» GIVEN RECORDS
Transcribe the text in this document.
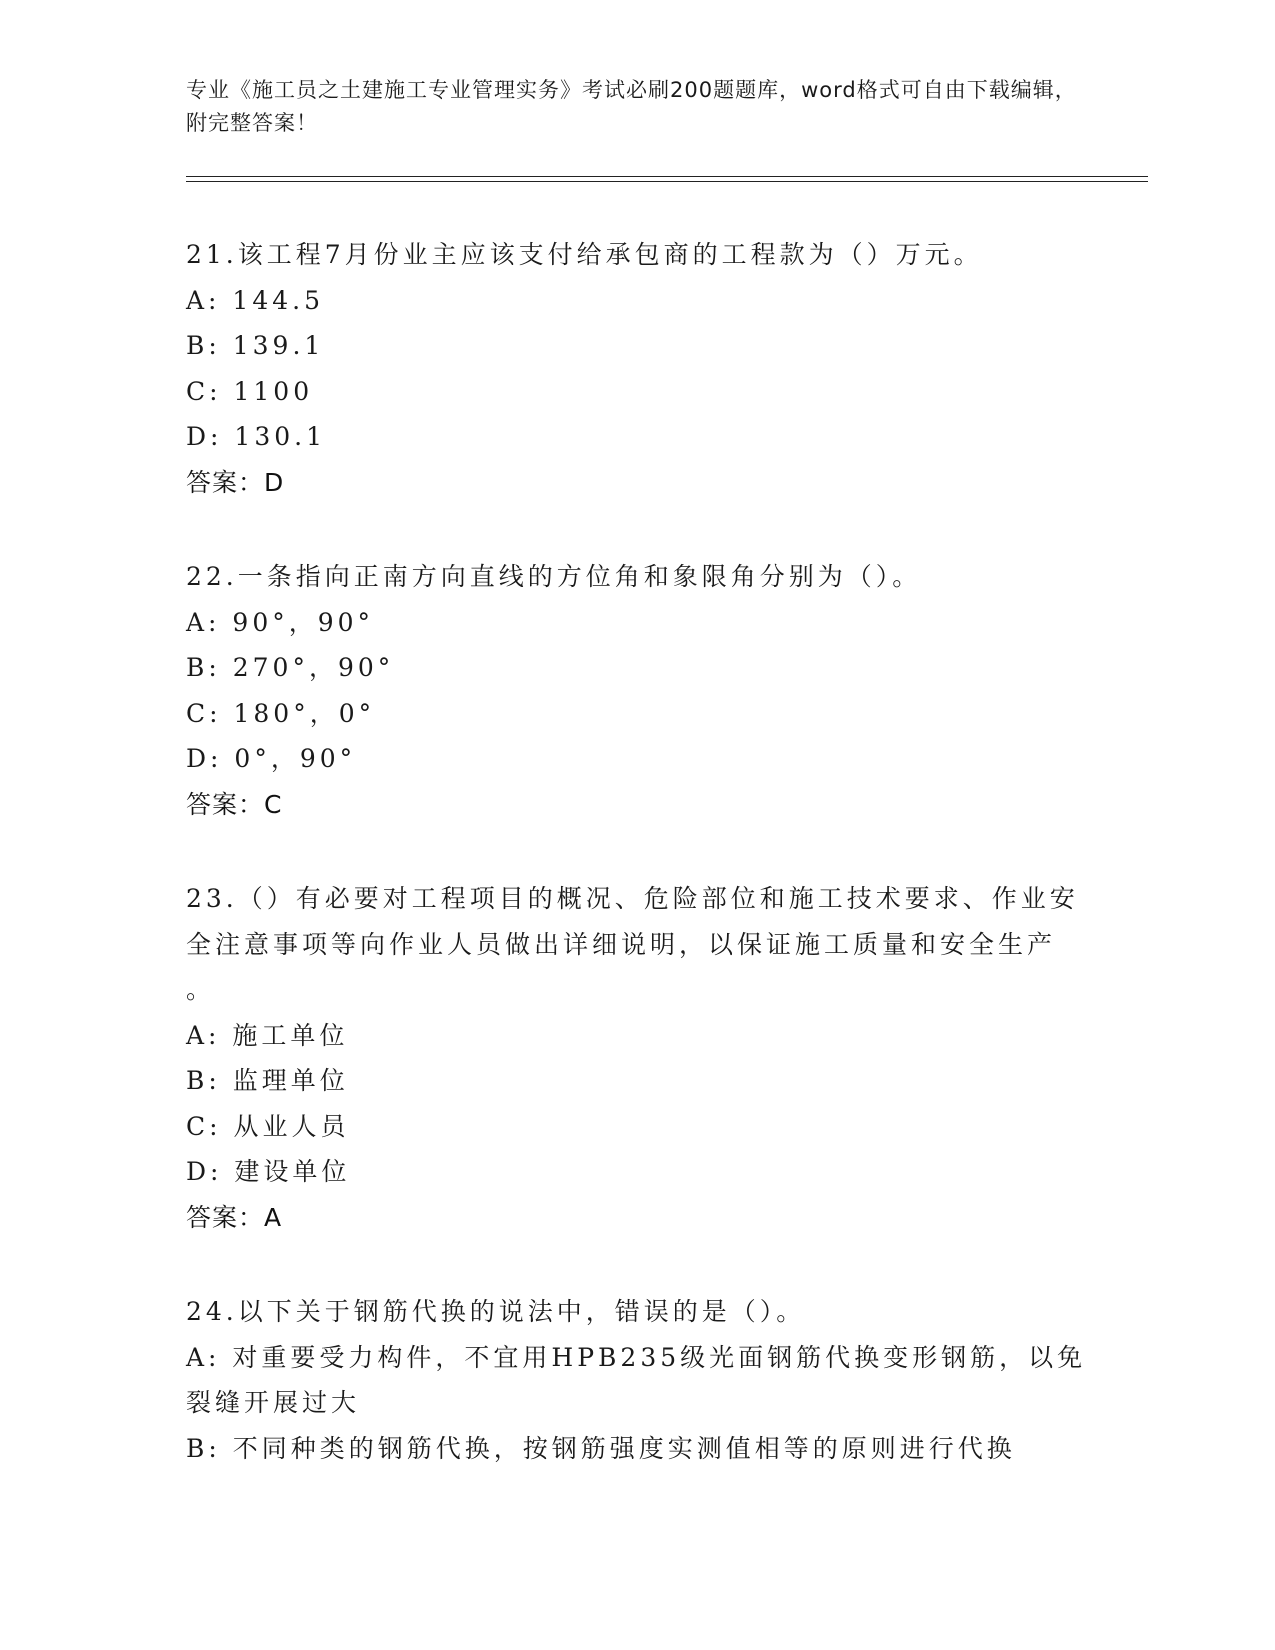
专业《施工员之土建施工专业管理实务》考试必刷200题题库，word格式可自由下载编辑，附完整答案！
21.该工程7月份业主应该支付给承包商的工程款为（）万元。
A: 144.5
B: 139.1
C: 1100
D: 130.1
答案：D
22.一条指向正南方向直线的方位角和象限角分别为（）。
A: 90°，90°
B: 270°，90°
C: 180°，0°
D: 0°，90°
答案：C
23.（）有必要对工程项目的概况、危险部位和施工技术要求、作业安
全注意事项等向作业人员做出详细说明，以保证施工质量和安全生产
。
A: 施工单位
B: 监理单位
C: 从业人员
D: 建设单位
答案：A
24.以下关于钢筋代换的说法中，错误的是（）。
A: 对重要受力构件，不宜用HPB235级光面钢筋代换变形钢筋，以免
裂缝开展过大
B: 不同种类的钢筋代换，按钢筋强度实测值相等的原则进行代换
* * *
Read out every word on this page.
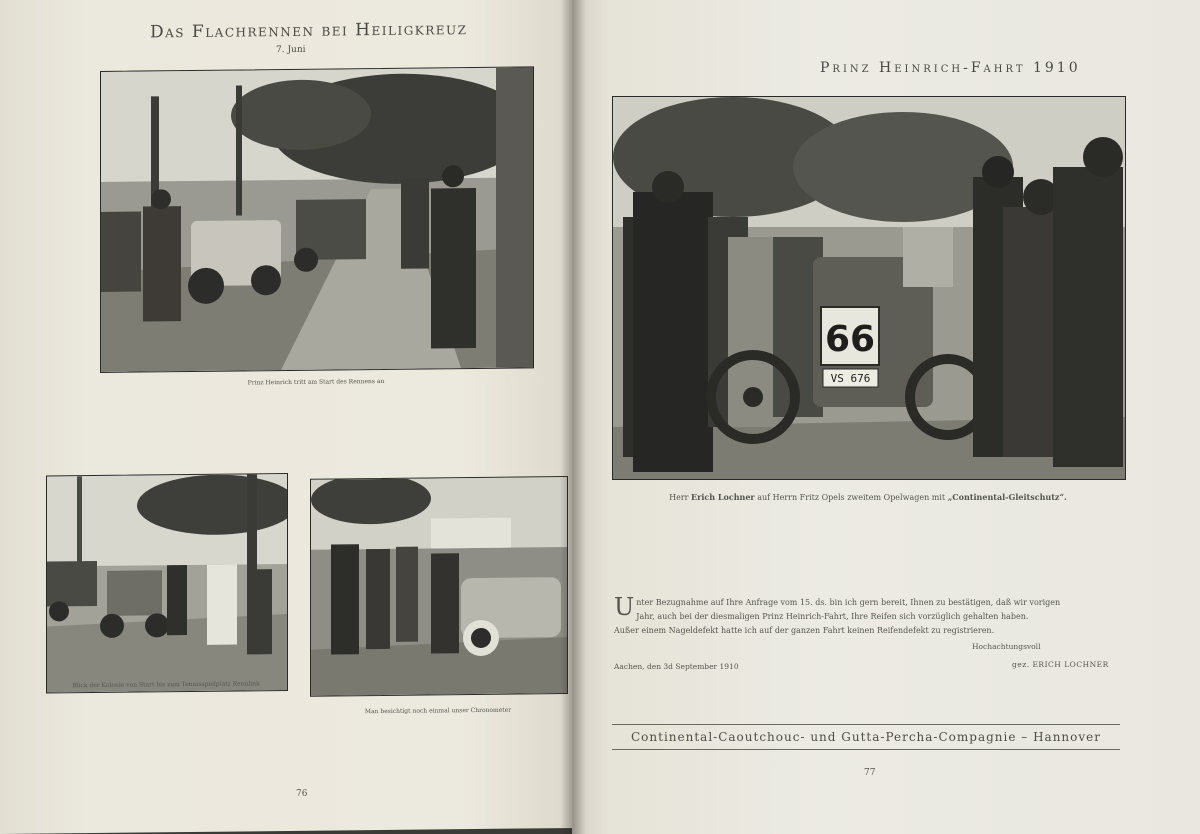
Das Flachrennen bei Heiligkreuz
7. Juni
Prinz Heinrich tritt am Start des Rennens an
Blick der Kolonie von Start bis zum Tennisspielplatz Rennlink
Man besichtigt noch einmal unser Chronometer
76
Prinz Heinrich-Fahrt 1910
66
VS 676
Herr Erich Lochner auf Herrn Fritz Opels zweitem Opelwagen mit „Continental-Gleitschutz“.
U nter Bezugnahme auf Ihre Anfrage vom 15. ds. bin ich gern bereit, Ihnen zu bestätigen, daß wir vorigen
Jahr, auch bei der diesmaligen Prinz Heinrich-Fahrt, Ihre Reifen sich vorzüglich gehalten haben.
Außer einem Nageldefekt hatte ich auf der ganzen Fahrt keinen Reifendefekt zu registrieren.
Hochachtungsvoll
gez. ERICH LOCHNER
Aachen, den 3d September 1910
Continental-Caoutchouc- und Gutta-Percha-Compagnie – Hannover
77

» STATED EXERCISE
Pull out every line of the entries that includes the word "this".

» RESPONSE TO THE EXERCISE
Transcribe the text in this document.
Read out every word on this page.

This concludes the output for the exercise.